_Request_. Look through the lines below and extract each one that contains "serial".

_Data in this exercise_.
......

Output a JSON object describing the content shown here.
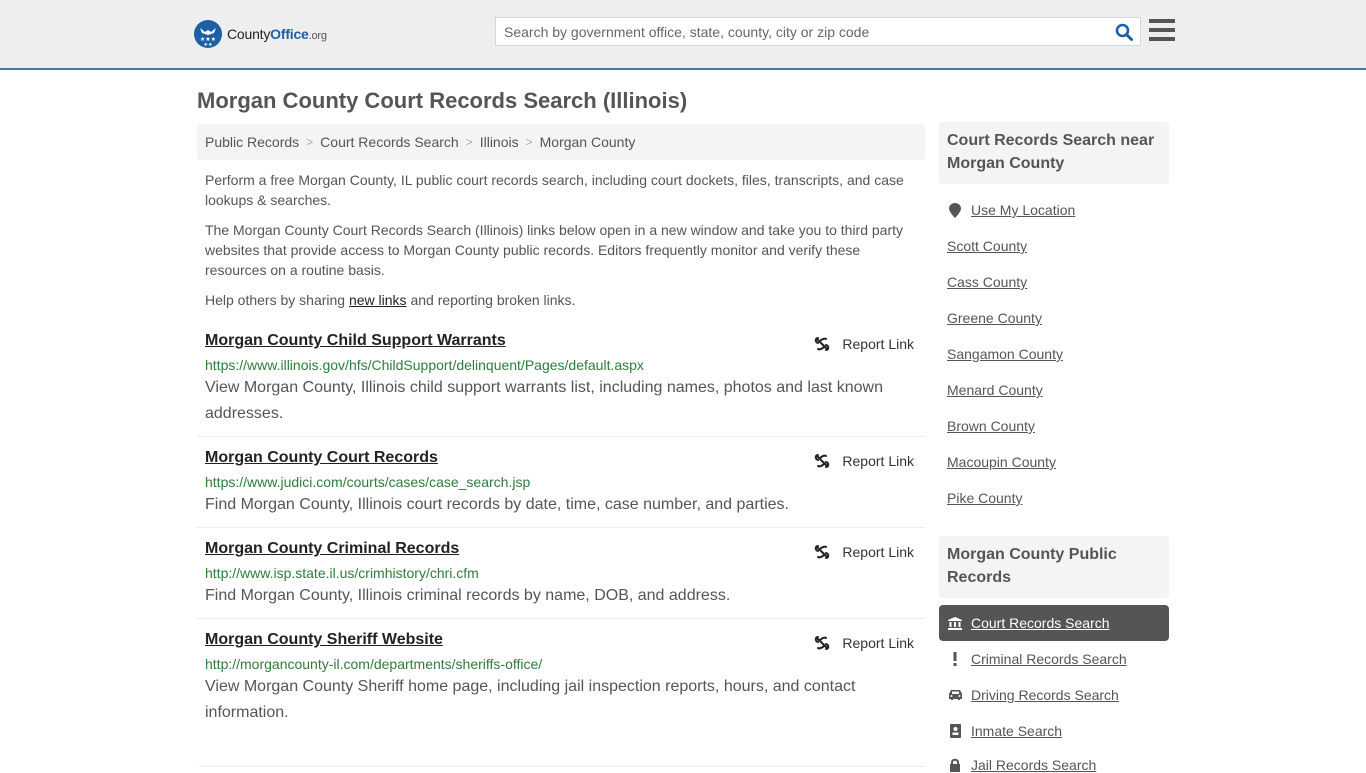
{
  "header": {
    "logo": {
      "county": "County",
      "office": "Office",
      "tld": ".org"
    },
    "search_placeholder": "Search by government office, state, county, city or zip code",
    "search_value": "",
    "colors": {
      "brand": "#1d5fa5",
      "accent_bar": "#3a7bb0"
    }
  },
  "page_title": "Morgan County Court Records Search (Illinois)",
  "breadcrumb": [
    "Public Records",
    "Court Records Search",
    "Illinois",
    "Morgan County"
  ],
  "intro": {
    "p1": "Perform a free Morgan County, IL public court records search, including court dockets, files, transcripts, and case lookups & searches.",
    "p2": "The Morgan County Court Records Search (Illinois) links below open in a new window and take you to third party websites that provide access to Morgan County public records. Editors frequently monitor and verify these resources on a routine basis.",
    "p3_before": "Help others by sharing ",
    "p3_link": "new links",
    "p3_after": " and reporting broken links."
  },
  "results": [
    {
      "title": "Morgan County Child Support Warrants",
      "url": "https://www.illinois.gov/hfs/ChildSupport/delinquent/Pages/default.aspx",
      "description": "View Morgan County, Illinois child support warrants list, including names, photos and last known addresses.",
      "report_label": "Report Link"
    },
    {
      "title": "Morgan County Court Records",
      "url": "https://www.judici.com/courts/cases/case_search.jsp",
      "description": "Find Morgan County, Illinois court records by date, time, case number, and parties.",
      "report_label": "Report Link"
    },
    {
      "title": "Morgan County Criminal Records",
      "url": "http://www.isp.state.il.us/crimhistory/chri.cfm",
      "description": "Find Morgan County, Illinois criminal records by name, DOB, and address.",
      "report_label": "Report Link"
    },
    {
      "title": "Morgan County Sheriff Website",
      "url": "http://morgancounty-il.com/departments/sheriffs-office/",
      "description": "View Morgan County Sheriff home page, including jail inspection reports, hours, and contact information.",
      "report_label": "Report Link"
    }
  ],
  "sidebar": {
    "nearby_heading": "Court Records Search near Morgan County",
    "use_location": "Use My Location",
    "nearby": [
      "Scott County",
      "Cass County",
      "Greene County",
      "Sangamon County",
      "Menard County",
      "Brown County",
      "Macoupin County",
      "Pike County"
    ],
    "public_records_heading": "Morgan County Public Records",
    "public_records": [
      {
        "label": "Court Records Search",
        "icon": "courthouse-icon",
        "active": true
      },
      {
        "label": "Criminal Records Search",
        "icon": "exclamation-icon",
        "active": false
      },
      {
        "label": "Driving Records Search",
        "icon": "car-icon",
        "active": false
      },
      {
        "label": "Inmate Search",
        "icon": "id-badge-icon",
        "active": false
      },
      {
        "label": "Jail Records Search",
        "icon": "lock-icon",
        "active": false
      }
    ]
  }
}
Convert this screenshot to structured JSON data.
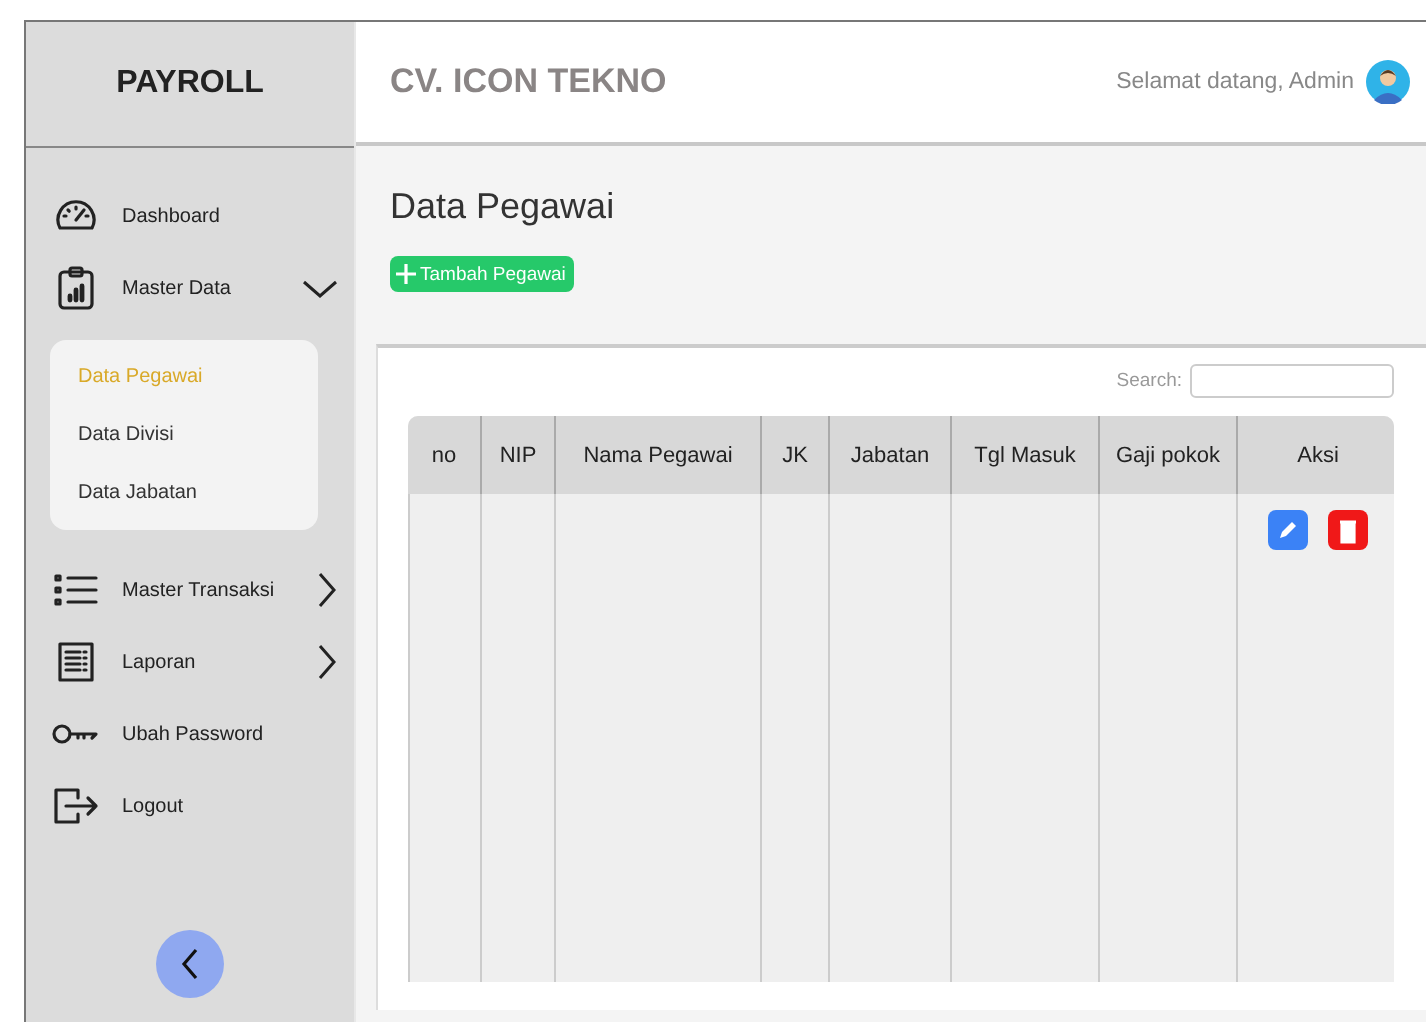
{
  "sidebar": {
    "brand": "PAYROLL",
    "items": [
      {
        "kind": "link",
        "label": "Dashboard"
      },
      {
        "kind": "group",
        "label": "Master Data",
        "expanded": true,
        "children": [
          {
            "label": "Data Pegawai",
            "selected": true
          },
          {
            "label": "Data Divisi",
            "selected": false
          },
          {
            "label": "Data Jabatan",
            "selected": false
          }
        ]
      },
      {
        "kind": "group",
        "label": "Master Transaksi",
        "expanded": false
      },
      {
        "kind": "group",
        "label": "Laporan",
        "expanded": false
      },
      {
        "kind": "link",
        "label": "Ubah Password"
      },
      {
        "kind": "link",
        "label": "Logout"
      }
    ]
  },
  "header": {
    "company": "CV. ICON TEKNO",
    "greeting": "Selamat datang, Admin"
  },
  "page": {
    "title": "Data Pegawai",
    "add_button": "Tambah Pegawai",
    "search": {
      "label": "Search:"
    },
    "table": {
      "columns": [
        "no",
        "NIP",
        "Nama Pegawai",
        "JK",
        "Jabatan",
        "Tgl Masuk",
        "Gaji pokok",
        "Aksi"
      ],
      "rows": [
        {
          "actions": [
            {
              "kind": "edit"
            },
            {
              "kind": "delete"
            }
          ]
        }
      ]
    }
  }
}
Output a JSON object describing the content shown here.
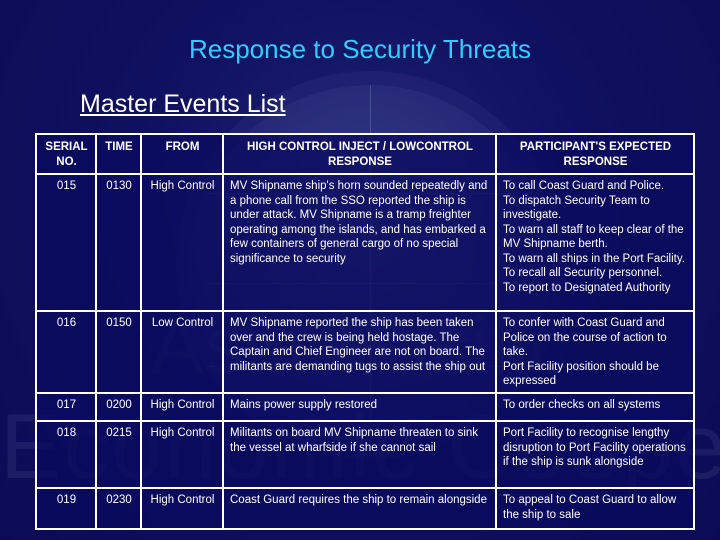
{
  "title": "Response to Security Threats",
  "subtitle": "Master Events List",
  "watermark": {
    "line1": "Asia-Pacific",
    "line2": "Economic Cooperation"
  },
  "colors": {
    "background": "#0b0b55",
    "title": "#33ccff",
    "text": "#ffffff",
    "border": "#ffffff"
  },
  "table": {
    "headers": {
      "serial": "SERIAL NO.",
      "time": "TIME",
      "from": "FROM",
      "inject": "HIGH CONTROL INJECT / LOWCONTROL RESPONSE",
      "expected": "PARTICIPANT'S EXPECTED RESPONSE"
    },
    "rows": [
      {
        "serial": "015",
        "time": "0130",
        "from": "High Control",
        "inject": "MV Shipname ship's horn sounded repeatedly and a phone call from the SSO reported the ship is under attack. MV Shipname is a tramp freighter operating among the islands, and has embarked a few containers of general cargo of no special significance to security",
        "expected": [
          "To call Coast Guard and Police.",
          "To dispatch Security Team to investigate.",
          "To warn all staff to keep clear of the MV Shipname berth.",
          "To warn all ships in the Port Facility.",
          "To recall all Security personnel.",
          "To report to Designated Authority"
        ]
      },
      {
        "serial": "016",
        "time": "0150",
        "from": "Low Control",
        "inject": "MV Shipname reported the ship has been taken over and the crew is being held hostage. The Captain and Chief Engineer are not on board. The militants are demanding tugs to assist the ship out",
        "expected": [
          "To confer with Coast Guard and Police on the course of action to take.",
          "Port Facility position should be expressed"
        ]
      },
      {
        "serial": "017",
        "time": "0200",
        "from": "High Control",
        "inject": "Mains power supply restored",
        "expected": [
          "To order checks on all systems"
        ]
      },
      {
        "serial": "018",
        "time": "0215",
        "from": "High Control",
        "inject": "Militants on board MV Shipname threaten to sink the vessel at wharfside if she cannot sail",
        "expected": [
          "Port Facility to recognise lengthy disruption to Port Facility operations if the ship is sunk alongside"
        ]
      },
      {
        "serial": "019",
        "time": "0230",
        "from": "High Control",
        "inject": "Coast Guard requires the ship to remain alongside",
        "expected": [
          "To appeal to Coast Guard to allow the ship to sale"
        ]
      }
    ]
  }
}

......

_Reply to the task_.
      "serial": "SERIAL NO.",
        "serial": "015",
        "serial": "016",
        "serial": "017",
        "serial": "018",
        "serial": "019",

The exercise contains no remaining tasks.